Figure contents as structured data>
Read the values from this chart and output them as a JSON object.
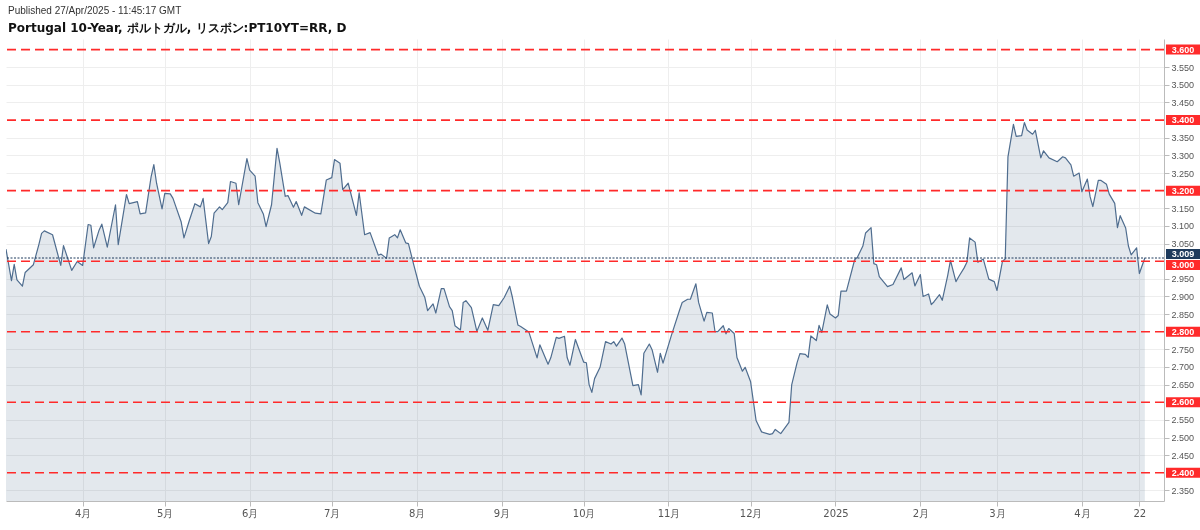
{
  "chart_data": {
    "type": "area",
    "title": "Portugal 10-Year, ポルトガル, リスボン:PT10YT=RR, D",
    "subtitle": "Published 27/Apr/2025 - 11:45:17 GMT",
    "color": "#4f6d8f",
    "grid": true,
    "x": [
      "2024-03-04",
      "2024-03-06",
      "2024-03-07",
      "2024-03-08",
      "2024-03-10",
      "2024-03-11",
      "2024-03-14",
      "2024-03-16",
      "2024-03-17",
      "2024-03-18",
      "2024-03-21",
      "2024-03-24",
      "2024-03-25",
      "2024-03-28",
      "2024-03-30",
      "2024-04-01",
      "2024-04-03",
      "2024-04-04",
      "2024-04-05",
      "2024-04-07",
      "2024-04-08",
      "2024-04-10",
      "2024-04-13",
      "2024-04-14",
      "2024-04-17",
      "2024-04-18",
      "2024-04-21",
      "2024-04-22",
      "2024-04-24",
      "2024-04-26",
      "2024-04-27",
      "2024-04-28",
      "2024-04-30",
      "2024-05-01",
      "2024-05-03",
      "2024-05-04",
      "2024-05-07",
      "2024-05-08",
      "2024-05-10",
      "2024-05-12",
      "2024-05-14",
      "2024-05-15",
      "2024-05-17",
      "2024-05-18",
      "2024-05-19",
      "2024-05-21",
      "2024-05-22",
      "2024-05-24",
      "2024-05-25",
      "2024-05-27",
      "2024-05-28",
      "2024-05-31",
      "2024-06-01",
      "2024-06-03",
      "2024-06-04",
      "2024-06-06",
      "2024-06-07",
      "2024-06-09",
      "2024-06-11",
      "2024-06-12",
      "2024-06-14",
      "2024-06-15",
      "2024-06-17",
      "2024-06-18",
      "2024-06-20",
      "2024-06-21",
      "2024-06-25",
      "2024-06-27",
      "2024-06-29",
      "2024-07-01",
      "2024-07-02",
      "2024-07-04",
      "2024-07-05",
      "2024-07-07",
      "2024-07-10",
      "2024-07-11",
      "2024-07-13",
      "2024-07-15",
      "2024-07-18",
      "2024-07-19",
      "2024-07-21",
      "2024-07-22",
      "2024-07-24",
      "2024-07-25",
      "2024-07-26",
      "2024-07-28",
      "2024-07-29",
      "2024-07-31",
      "2024-08-02",
      "2024-08-04",
      "2024-08-05",
      "2024-08-07",
      "2024-08-08",
      "2024-08-10",
      "2024-08-11",
      "2024-08-13",
      "2024-08-14",
      "2024-08-15",
      "2024-08-17",
      "2024-08-18",
      "2024-08-19",
      "2024-08-21",
      "2024-08-23",
      "2024-08-25",
      "2024-08-27",
      "2024-08-29",
      "2024-08-31",
      "2024-09-02",
      "2024-09-04",
      "2024-09-05",
      "2024-09-07",
      "2024-09-08",
      "2024-09-11",
      "2024-09-14",
      "2024-09-15",
      "2024-09-18",
      "2024-09-19",
      "2024-09-21",
      "2024-09-22",
      "2024-09-24",
      "2024-09-25",
      "2024-09-26",
      "2024-09-28",
      "2024-10-01",
      "2024-10-02",
      "2024-10-03",
      "2024-10-04",
      "2024-10-05",
      "2024-10-07",
      "2024-10-09",
      "2024-10-11",
      "2024-10-12",
      "2024-10-13",
      "2024-10-15",
      "2024-10-16",
      "2024-10-19",
      "2024-10-21",
      "2024-10-22",
      "2024-10-23",
      "2024-10-25",
      "2024-10-26",
      "2024-10-28",
      "2024-10-29",
      "2024-10-30",
      "2024-11-02",
      "2024-11-05",
      "2024-11-06",
      "2024-11-08",
      "2024-11-09",
      "2024-11-11",
      "2024-11-12",
      "2024-11-14",
      "2024-11-15",
      "2024-11-17",
      "2024-11-18",
      "2024-11-19",
      "2024-11-21",
      "2024-11-22",
      "2024-11-23",
      "2024-11-25",
      "2024-11-26",
      "2024-11-28",
      "2024-11-29",
      "2024-12-01",
      "2024-12-03",
      "2024-12-05",
      "2024-12-08",
      "2024-12-09",
      "2024-12-10",
      "2024-12-12",
      "2024-12-15",
      "2024-12-16",
      "2024-12-18",
      "2024-12-19",
      "2024-12-21",
      "2024-12-22",
      "2024-12-23",
      "2024-12-25",
      "2024-12-26",
      "2024-12-27",
      "2024-12-29",
      "2024-12-30",
      "2025-01-01",
      "2025-01-02",
      "2025-01-03",
      "2025-01-05",
      "2025-01-08",
      "2025-01-09",
      "2025-01-11",
      "2025-01-12",
      "2025-01-14",
      "2025-01-15",
      "2025-01-16",
      "2025-01-17",
      "2025-01-20",
      "2025-01-22",
      "2025-01-25",
      "2025-01-26",
      "2025-01-29",
      "2025-01-30",
      "2025-02-01",
      "2025-02-02",
      "2025-02-04",
      "2025-02-05",
      "2025-02-06",
      "2025-02-08",
      "2025-02-09",
      "2025-02-11",
      "2025-02-12",
      "2025-02-14",
      "2025-02-15",
      "2025-02-17",
      "2025-02-18",
      "2025-02-19",
      "2025-02-21",
      "2025-02-22",
      "2025-02-24",
      "2025-02-26",
      "2025-02-28",
      "2025-03-01",
      "2025-03-03",
      "2025-03-04",
      "2025-03-05",
      "2025-03-07",
      "2025-03-08",
      "2025-03-10",
      "2025-03-11",
      "2025-03-12",
      "2025-03-14",
      "2025-03-15",
      "2025-03-17",
      "2025-03-18",
      "2025-03-20",
      "2025-03-23",
      "2025-03-25",
      "2025-03-26",
      "2025-03-28",
      "2025-03-29",
      "2025-03-31",
      "2025-04-01",
      "2025-04-03",
      "2025-04-04",
      "2025-04-05",
      "2025-04-07",
      "2025-04-08",
      "2025-04-10",
      "2025-04-11",
      "2025-04-13",
      "2025-04-14",
      "2025-04-15",
      "2025-04-17",
      "2025-04-18",
      "2025-04-19",
      "2025-04-21",
      "2025-04-22",
      "2025-04-24"
    ],
    "values": [
      3.034,
      2.945,
      2.991,
      2.947,
      2.929,
      2.968,
      2.99,
      3.047,
      3.079,
      3.086,
      3.075,
      2.988,
      3.044,
      2.974,
      2.999,
      2.988,
      3.104,
      3.102,
      3.038,
      3.088,
      3.105,
      3.04,
      3.16,
      3.047,
      3.189,
      3.163,
      3.169,
      3.134,
      3.137,
      3.239,
      3.274,
      3.221,
      3.148,
      3.192,
      3.191,
      3.178,
      3.111,
      3.066,
      3.116,
      3.163,
      3.154,
      3.178,
      3.05,
      3.07,
      3.136,
      3.154,
      3.146,
      3.166,
      3.226,
      3.221,
      3.16,
      3.291,
      3.258,
      3.241,
      3.166,
      3.134,
      3.098,
      3.16,
      3.32,
      3.279,
      3.184,
      3.186,
      3.153,
      3.169,
      3.13,
      3.154,
      3.136,
      3.134,
      3.23,
      3.237,
      3.288,
      3.278,
      3.203,
      3.221,
      3.13,
      3.194,
      3.075,
      3.081,
      3.017,
      3.02,
      3.008,
      3.066,
      3.075,
      3.066,
      3.089,
      3.052,
      3.05,
      2.988,
      2.929,
      2.897,
      2.86,
      2.879,
      2.853,
      2.922,
      2.922,
      2.871,
      2.86,
      2.817,
      2.805,
      2.883,
      2.888,
      2.868,
      2.801,
      2.839,
      2.804,
      2.877,
      2.874,
      2.897,
      2.929,
      2.897,
      2.819,
      2.815,
      2.799,
      2.726,
      2.763,
      2.708,
      2.726,
      2.784,
      2.781,
      2.787,
      2.726,
      2.705,
      2.778,
      2.714,
      2.712,
      2.65,
      2.628,
      2.667,
      2.699,
      2.772,
      2.765,
      2.772,
      2.759,
      2.782,
      2.765,
      2.647,
      2.65,
      2.621,
      2.739,
      2.765,
      2.749,
      2.685,
      2.739,
      2.711,
      2.788,
      2.86,
      2.883,
      2.892,
      2.892,
      2.936,
      2.883,
      2.83,
      2.855,
      2.853,
      2.8,
      2.8,
      2.817,
      2.794,
      2.809,
      2.795,
      2.727,
      2.688,
      2.699,
      2.658,
      2.548,
      2.516,
      2.509,
      2.511,
      2.523,
      2.511,
      2.543,
      2.649,
      2.713,
      2.738,
      2.736,
      2.727,
      2.788,
      2.775,
      2.818,
      2.798,
      2.876,
      2.85,
      2.839,
      2.846,
      2.915,
      2.915,
      3.004,
      3.011,
      3.043,
      3.08,
      3.095,
      2.993,
      2.99,
      2.956,
      2.928,
      2.934,
      2.981,
      2.948,
      2.967,
      2.93,
      2.962,
      2.9,
      2.907,
      2.877,
      2.885,
      2.905,
      2.889,
      2.96,
      3.002,
      2.942,
      2.956,
      2.981,
      2.997,
      3.066,
      3.054,
      2.997,
      3.006,
      2.949,
      2.942,
      2.917,
      3.0,
      3.006,
      3.296,
      3.388,
      3.354,
      3.356,
      3.393,
      3.372,
      3.36,
      3.371,
      3.293,
      3.313,
      3.293,
      3.282,
      3.296,
      3.293,
      3.273,
      3.241,
      3.25,
      3.197,
      3.233,
      3.183,
      3.155,
      3.229,
      3.229,
      3.218,
      3.19,
      3.164,
      3.095,
      3.129,
      3.094,
      3.043,
      3.018,
      3.038,
      2.965,
      3.009
    ],
    "xlim": [
      "2024-03-04",
      "2025-05-01"
    ],
    "ylim": [
      2.32,
      3.63
    ],
    "xticks": [
      {
        "value": "2024-04-01",
        "label": "4月"
      },
      {
        "value": "2024-05-01",
        "label": "5月"
      },
      {
        "value": "2024-06-01",
        "label": "6月"
      },
      {
        "value": "2024-07-01",
        "label": "7月"
      },
      {
        "value": "2024-08-01",
        "label": "8月"
      },
      {
        "value": "2024-09-01",
        "label": "9月"
      },
      {
        "value": "2024-10-01",
        "label": "10月"
      },
      {
        "value": "2024-11-01",
        "label": "11月"
      },
      {
        "value": "2024-12-01",
        "label": "12月"
      },
      {
        "value": "2025-01-01",
        "label": "2025"
      },
      {
        "value": "2025-02-01",
        "label": "2月"
      },
      {
        "value": "2025-03-01",
        "label": "3月"
      },
      {
        "value": "2025-04-01",
        "label": "4月"
      },
      {
        "value": "2025-04-22",
        "label": "22"
      }
    ],
    "yticks": [
      {
        "value": 2.35,
        "label": "2.350"
      },
      {
        "value": 2.45,
        "label": "2.450"
      },
      {
        "value": 2.5,
        "label": "2.500"
      },
      {
        "value": 2.55,
        "label": "2.550"
      },
      {
        "value": 2.65,
        "label": "2.650"
      },
      {
        "value": 2.7,
        "label": "2.700"
      },
      {
        "value": 2.75,
        "label": "2.750"
      },
      {
        "value": 2.85,
        "label": "2.850"
      },
      {
        "value": 2.9,
        "label": "2.900"
      },
      {
        "value": 2.95,
        "label": "2.950"
      },
      {
        "value": 3.05,
        "label": "3.050"
      },
      {
        "value": 3.1,
        "label": "3.100"
      },
      {
        "value": 3.15,
        "label": "3.150"
      },
      {
        "value": 3.25,
        "label": "3.250"
      },
      {
        "value": 3.3,
        "label": "3.300"
      },
      {
        "value": 3.35,
        "label": "3.350"
      },
      {
        "value": 3.45,
        "label": "3.450"
      },
      {
        "value": 3.5,
        "label": "3.500"
      },
      {
        "value": 3.55,
        "label": "3.550"
      }
    ],
    "ref_lines": [
      {
        "axis": "y",
        "value": 3.6,
        "label": "3.600",
        "color": "#ff2a2a",
        "line_style": "dashed"
      },
      {
        "axis": "y",
        "value": 3.4,
        "label": "3.400",
        "color": "#ff2a2a",
        "line_style": "dashed"
      },
      {
        "axis": "y",
        "value": 3.2,
        "label": "3.200",
        "color": "#ff2a2a",
        "line_style": "dashed"
      },
      {
        "axis": "y",
        "value": 3.0,
        "label": "3.000",
        "color": "#ff2a2a",
        "line_style": "dashed"
      },
      {
        "axis": "y",
        "value": 2.8,
        "label": "2.800",
        "color": "#ff2a2a",
        "line_style": "dashed"
      },
      {
        "axis": "y",
        "value": 2.6,
        "label": "2.600",
        "color": "#ff2a2a",
        "line_style": "dashed"
      },
      {
        "axis": "y",
        "value": 2.4,
        "label": "2.400",
        "color": "#ff2a2a",
        "line_style": "dashed"
      },
      {
        "axis": "y",
        "value": 3.009,
        "label": "3.009",
        "color": "#1e3a5c",
        "line_style": "dotted"
      }
    ]
  }
}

SET EXERCISE> Copy every line of the listing that includes the string "values".

EXPECTED ANSWER>
Read the values from this chart and output them as a JSON object.
    "values": [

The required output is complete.